EXERCISE INSTRUCTIONS:
Give the listing below again in full, exactly as written.

(Records)
--- begin ---

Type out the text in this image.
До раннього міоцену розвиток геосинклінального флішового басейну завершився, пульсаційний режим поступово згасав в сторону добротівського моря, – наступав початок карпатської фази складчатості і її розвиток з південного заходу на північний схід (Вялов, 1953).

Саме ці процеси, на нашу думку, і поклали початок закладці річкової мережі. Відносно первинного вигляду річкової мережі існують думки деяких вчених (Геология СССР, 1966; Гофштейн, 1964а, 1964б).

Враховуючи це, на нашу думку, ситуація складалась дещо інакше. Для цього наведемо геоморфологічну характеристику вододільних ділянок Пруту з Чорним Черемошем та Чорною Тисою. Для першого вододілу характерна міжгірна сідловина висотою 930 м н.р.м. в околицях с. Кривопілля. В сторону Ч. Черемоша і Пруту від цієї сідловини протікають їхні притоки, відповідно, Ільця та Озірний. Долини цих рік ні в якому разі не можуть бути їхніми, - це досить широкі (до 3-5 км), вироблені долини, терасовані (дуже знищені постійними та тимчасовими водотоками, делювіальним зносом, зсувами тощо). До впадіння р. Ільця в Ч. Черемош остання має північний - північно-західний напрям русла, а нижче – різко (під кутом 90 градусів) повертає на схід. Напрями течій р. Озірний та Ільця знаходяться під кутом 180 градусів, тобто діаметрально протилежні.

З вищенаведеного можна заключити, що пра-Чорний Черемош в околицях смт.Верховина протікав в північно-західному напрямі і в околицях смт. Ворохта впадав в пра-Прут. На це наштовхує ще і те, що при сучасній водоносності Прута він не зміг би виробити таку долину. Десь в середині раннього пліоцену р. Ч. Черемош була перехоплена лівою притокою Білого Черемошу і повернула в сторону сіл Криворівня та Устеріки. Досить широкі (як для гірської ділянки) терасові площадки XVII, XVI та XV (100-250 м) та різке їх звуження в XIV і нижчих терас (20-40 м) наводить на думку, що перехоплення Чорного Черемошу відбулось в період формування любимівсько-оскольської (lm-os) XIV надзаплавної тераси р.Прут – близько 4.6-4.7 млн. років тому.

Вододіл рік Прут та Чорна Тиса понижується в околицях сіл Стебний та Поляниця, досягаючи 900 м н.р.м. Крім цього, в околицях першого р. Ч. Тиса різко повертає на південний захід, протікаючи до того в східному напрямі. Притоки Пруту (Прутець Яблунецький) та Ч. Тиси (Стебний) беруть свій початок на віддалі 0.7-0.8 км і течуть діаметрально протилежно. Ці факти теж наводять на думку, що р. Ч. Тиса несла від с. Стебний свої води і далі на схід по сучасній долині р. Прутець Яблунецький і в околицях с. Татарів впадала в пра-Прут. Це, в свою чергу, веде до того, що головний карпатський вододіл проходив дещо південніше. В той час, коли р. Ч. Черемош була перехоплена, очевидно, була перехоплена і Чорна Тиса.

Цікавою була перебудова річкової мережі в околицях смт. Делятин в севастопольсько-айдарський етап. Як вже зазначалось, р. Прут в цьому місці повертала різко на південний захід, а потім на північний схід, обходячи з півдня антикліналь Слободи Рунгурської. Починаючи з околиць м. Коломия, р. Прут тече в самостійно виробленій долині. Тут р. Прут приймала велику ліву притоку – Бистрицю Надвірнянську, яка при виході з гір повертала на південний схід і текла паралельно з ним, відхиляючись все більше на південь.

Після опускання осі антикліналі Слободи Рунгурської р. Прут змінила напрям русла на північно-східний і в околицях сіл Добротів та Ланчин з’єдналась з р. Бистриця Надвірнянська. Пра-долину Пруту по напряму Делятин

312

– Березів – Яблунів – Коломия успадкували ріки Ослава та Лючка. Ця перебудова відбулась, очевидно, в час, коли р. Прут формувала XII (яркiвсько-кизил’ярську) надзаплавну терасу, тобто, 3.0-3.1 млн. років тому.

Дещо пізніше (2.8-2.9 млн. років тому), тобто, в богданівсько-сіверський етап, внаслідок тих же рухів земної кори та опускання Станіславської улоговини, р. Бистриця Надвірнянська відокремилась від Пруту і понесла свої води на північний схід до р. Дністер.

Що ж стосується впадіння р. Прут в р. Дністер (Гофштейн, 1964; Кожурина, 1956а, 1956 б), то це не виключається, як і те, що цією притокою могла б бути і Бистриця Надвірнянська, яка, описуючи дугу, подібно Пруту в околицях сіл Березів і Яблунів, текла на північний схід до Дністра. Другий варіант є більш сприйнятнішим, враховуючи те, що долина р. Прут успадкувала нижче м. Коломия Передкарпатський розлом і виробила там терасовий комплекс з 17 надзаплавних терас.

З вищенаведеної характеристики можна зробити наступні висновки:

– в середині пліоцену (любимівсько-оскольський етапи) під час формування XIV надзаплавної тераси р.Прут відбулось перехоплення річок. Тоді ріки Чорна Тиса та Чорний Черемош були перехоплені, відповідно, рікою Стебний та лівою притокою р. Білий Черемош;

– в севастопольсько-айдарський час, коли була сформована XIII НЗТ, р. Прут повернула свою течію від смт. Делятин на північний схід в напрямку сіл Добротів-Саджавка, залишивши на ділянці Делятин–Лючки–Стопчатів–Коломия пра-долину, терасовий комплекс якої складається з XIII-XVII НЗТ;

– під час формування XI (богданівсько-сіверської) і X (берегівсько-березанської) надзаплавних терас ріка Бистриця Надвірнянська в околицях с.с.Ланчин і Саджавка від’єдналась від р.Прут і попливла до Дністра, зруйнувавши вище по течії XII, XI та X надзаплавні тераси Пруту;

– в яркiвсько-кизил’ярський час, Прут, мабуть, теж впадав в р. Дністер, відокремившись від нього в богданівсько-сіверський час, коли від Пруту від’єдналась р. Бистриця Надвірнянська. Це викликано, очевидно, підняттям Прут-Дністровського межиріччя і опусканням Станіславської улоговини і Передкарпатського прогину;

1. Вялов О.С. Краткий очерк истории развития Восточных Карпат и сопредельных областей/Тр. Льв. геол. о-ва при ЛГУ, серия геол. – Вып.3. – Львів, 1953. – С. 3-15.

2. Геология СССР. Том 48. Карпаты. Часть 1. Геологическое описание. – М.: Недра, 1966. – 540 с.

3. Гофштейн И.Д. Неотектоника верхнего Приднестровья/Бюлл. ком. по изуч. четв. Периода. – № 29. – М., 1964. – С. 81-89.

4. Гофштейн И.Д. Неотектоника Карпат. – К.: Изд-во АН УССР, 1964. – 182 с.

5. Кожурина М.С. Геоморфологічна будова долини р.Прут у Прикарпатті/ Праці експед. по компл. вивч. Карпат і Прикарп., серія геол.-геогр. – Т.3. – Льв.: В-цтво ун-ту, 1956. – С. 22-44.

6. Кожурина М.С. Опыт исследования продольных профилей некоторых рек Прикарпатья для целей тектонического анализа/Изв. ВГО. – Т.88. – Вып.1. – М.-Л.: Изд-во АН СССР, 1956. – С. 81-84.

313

--- end ---

TASK OUTPUT:
Type out the text in this image.
До раннього міоцену розвиток геосинклінального флішового басейну завершився, пульсаційний режим поступово згасав в сторону добротівського моря, – наступав початок карпатської фази складчатості і її розвиток з південного заходу на північний схід (Вялов, 1953).

Саме ці процеси, на нашу думку, і поклали початок закладці річкової мережі. Відносно первинного вигляду річкової мережі існують думки деяких вчених (Геология СССР, 1966; Гофштейн, 1964а, 1964б).

Враховуючи це, на нашу думку, ситуація складалась дещо інакше. Для цього наведемо геоморфологічну характеристику вододільних ділянок Пруту з Чорним Черемошем та Чорною Тисою. Для першого вододілу характерна міжгірна сідловина висотою 930 м н.р.м. в околицях с. Кривопілля. В сторону Ч. Черемоша і Пруту від цієї сідловини протікають їхні притоки, відповідно, Ільця та Озірний. Долини цих рік ні в якому разі не можуть бути їхніми, - це досить широкі (до 3-5 км), вироблені долини, терасовані (дуже знищені постійними та тимчасовими водотоками, делювіальним зносом, зсувами тощо). До впадіння р. Ільця в Ч. Черемош остання має північний - північно-західний напрям русла, а нижче – різко (під кутом 90 градусів) повертає на схід. Напрями течій р. Озірний та Ільця знаходяться під кутом 180 градусів, тобто діаметрально протилежні.

З вищенаведеного можна заключити, що пра-Чорний Черемош в околицях смт.Верховина протікав в північно-західному напрямі і в околицях смт. Ворохта впадав в пра-Прут. На це наштовхує ще і те, що при сучасній водоносності Прута він не зміг би виробити таку долину. Десь в середині раннього пліоцену р. Ч. Черемош була перехоплена лівою притокою Білого Черемошу і повернула в сторону сіл Криворівня та Устеріки. Досить широкі (як для гірської ділянки) терасові площадки XVII, XVI та XV (100-250 м) та різке їх звуження в XIV і нижчих терас (20-40 м) наводить на думку, що перехоплення Чорного Черемошу відбулось в період формування любимівсько-оскольської (lm-os) XIV надзаплавної тераси р.Прут – близько 4.6-4.7 млн. років тому.

Вододіл рік Прут та Чорна Тиса понижується в околицях сіл Стебний та Поляниця, досягаючи 900 м н.р.м. Крім цього, в околицях першого р. Ч. Тиса різко повертає на південний захід, протікаючи до того в східному напрямі. Притоки Пруту (Прутець Яблунецький) та Ч. Тиси (Стебний) беруть свій початок на віддалі 0.7-0.8 км і течуть діаметрально протилежно. Ці факти теж наводять на думку, що р. Ч. Тиса несла від с. Стебний свої води і далі на схід по сучасній долині р. Прутець Яблунецький і в околицях с. Татарів впадала в пра-Прут. Це, в свою чергу, веде до того, що головний карпатський вододіл проходив дещо південніше. В той час, коли р. Ч. Черемош була перехоплена, очевидно, була перехоплена і Чорна Тиса.

Цікавою була перебудова річкової мережі в околицях смт. Делятин в севастопольсько-айдарський етап. Як вже зазначалось, р. Прут в цьому місці повертала різко на південний захід, а потім на північний схід, обходячи з півдня антикліналь Слободи Рунгурської. Починаючи з околиць м. Коломия, р. Прут тече в самостійно виробленій долині. Тут р. Прут приймала велику ліву притоку – Бистрицю Надвірнянську, яка при виході з гір повертала на південний схід і текла паралельно з ним, відхиляючись все більше на південь.

Після опускання осі антикліналі Слободи Рунгурської р. Прут змінила напрям русла на північно-східний і в околицях сіл Добротів та Ланчин з’єдналась з р. Бистриця Надвірнянська. Пра-долину Пруту по напряму Делятин

312

– Березів – Яблунів – Коломия успадкували ріки Ослава та Лючка. Ця перебудова відбулась, очевидно, в час, коли р. Прут формувала XII (яркiвсько-кизил’ярську) надзаплавну терасу, тобто, 3.0-3.1 млн. років тому.

Дещо пізніше (2.8-2.9 млн. років тому), тобто, в богданівсько-сіверський етап, внаслідок тих же рухів земної кори та опускання Станіславської улоговини, р. Бистриця Надвірнянська відокремилась від Пруту і понесла свої води на північний схід до р. Дністер.

Що ж стосується впадіння р. Прут в р. Дністер (Гофштейн, 1964; Кожурина, 1956а, 1956 б), то це не виключається, як і те, що цією притокою могла б бути і Бистриця Надвірнянська, яка, описуючи дугу, подібно Пруту в околицях сіл Березів і Яблунів, текла на північний схід до Дністра. Другий варіант є більш сприйнятнішим, враховуючи те, що долина р. Прут успадкувала нижче м. Коломия Передкарпатський розлом і виробила там терасовий комплекс з 17 надзаплавних терас.

З вищенаведеної характеристики можна зробити наступні висновки:

– в середині пліоцену (любимівсько-оскольський етапи) під час формування XIV надзаплавної тераси р.Прут відбулось перехоплення річок. Тоді ріки Чорна Тиса та Чорний Черемош були перехоплені, відповідно, рікою Стебний та лівою притокою р. Білий Черемош;

– в севастопольсько-айдарський час, коли була сформована XIII НЗТ, р. Прут повернула свою течію від смт. Делятин на північний схід в напрямку сіл Добротів-Саджавка, залишивши на ділянці Делятин–Лючки–Стопчатів–Коломия пра-долину, терасовий комплекс якої складається з XIII-XVII НЗТ;

– під час формування XI (богданівсько-сіверської) і X (берегівсько-березанської) надзаплавних терас ріка Бистриця Надвірнянська в околицях с.с.Ланчин і Саджавка від’єдналась від р.Прут і попливла до Дністра, зруйнувавши вище по течії XII, XI та X надзаплавні тераси Пруту;

– в яркiвсько-кизил’ярський час, Прут, мабуть, теж впадав в р. Дністер, відокремившись від нього в богданівсько-сіверський час, коли від Пруту від’єдналась р. Бистриця Надвірнянська. Це викликано, очевидно, підняттям Прут-Дністровського межиріччя і опусканням Станіславської улоговини і Передкарпатського прогину;

1. Вялов О.С. Краткий очерк истории развития Восточных Карпат и сопредельных областей/Тр. Льв. геол. о-ва при ЛГУ, серия геол. – Вып.3. – Львів, 1953. – С. 3-15.

2. Геология СССР. Том 48. Карпаты. Часть 1. Геологическое описание. – М.: Недра, 1966. – 540 с.

3. Гофштейн И.Д. Неотектоника верхнего Приднестровья/Бюлл. ком. по изуч. четв. Периода. – № 29. – М., 1964. – С. 81-89.

4. Гофштейн И.Д. Неотектоника Карпат. – К.: Изд-во АН УССР, 1964. – 182 с.

5. Кожурина М.С. Геоморфологічна будова долини р.Прут у Прикарпатті/ Праці експед. по компл. вивч. Карпат і Прикарп., серія геол.-геогр. – Т.3. – Льв.: В-цтво ун-ту, 1956. – С. 22-44.

6. Кожурина М.С. Опыт исследования продольных профилей некоторых рек Прикарпатья для целей тектонического анализа/Изв. ВГО. – Т.88. – Вып.1. – М.-Л.: Изд-во АН СССР, 1956. – С. 81-84.

313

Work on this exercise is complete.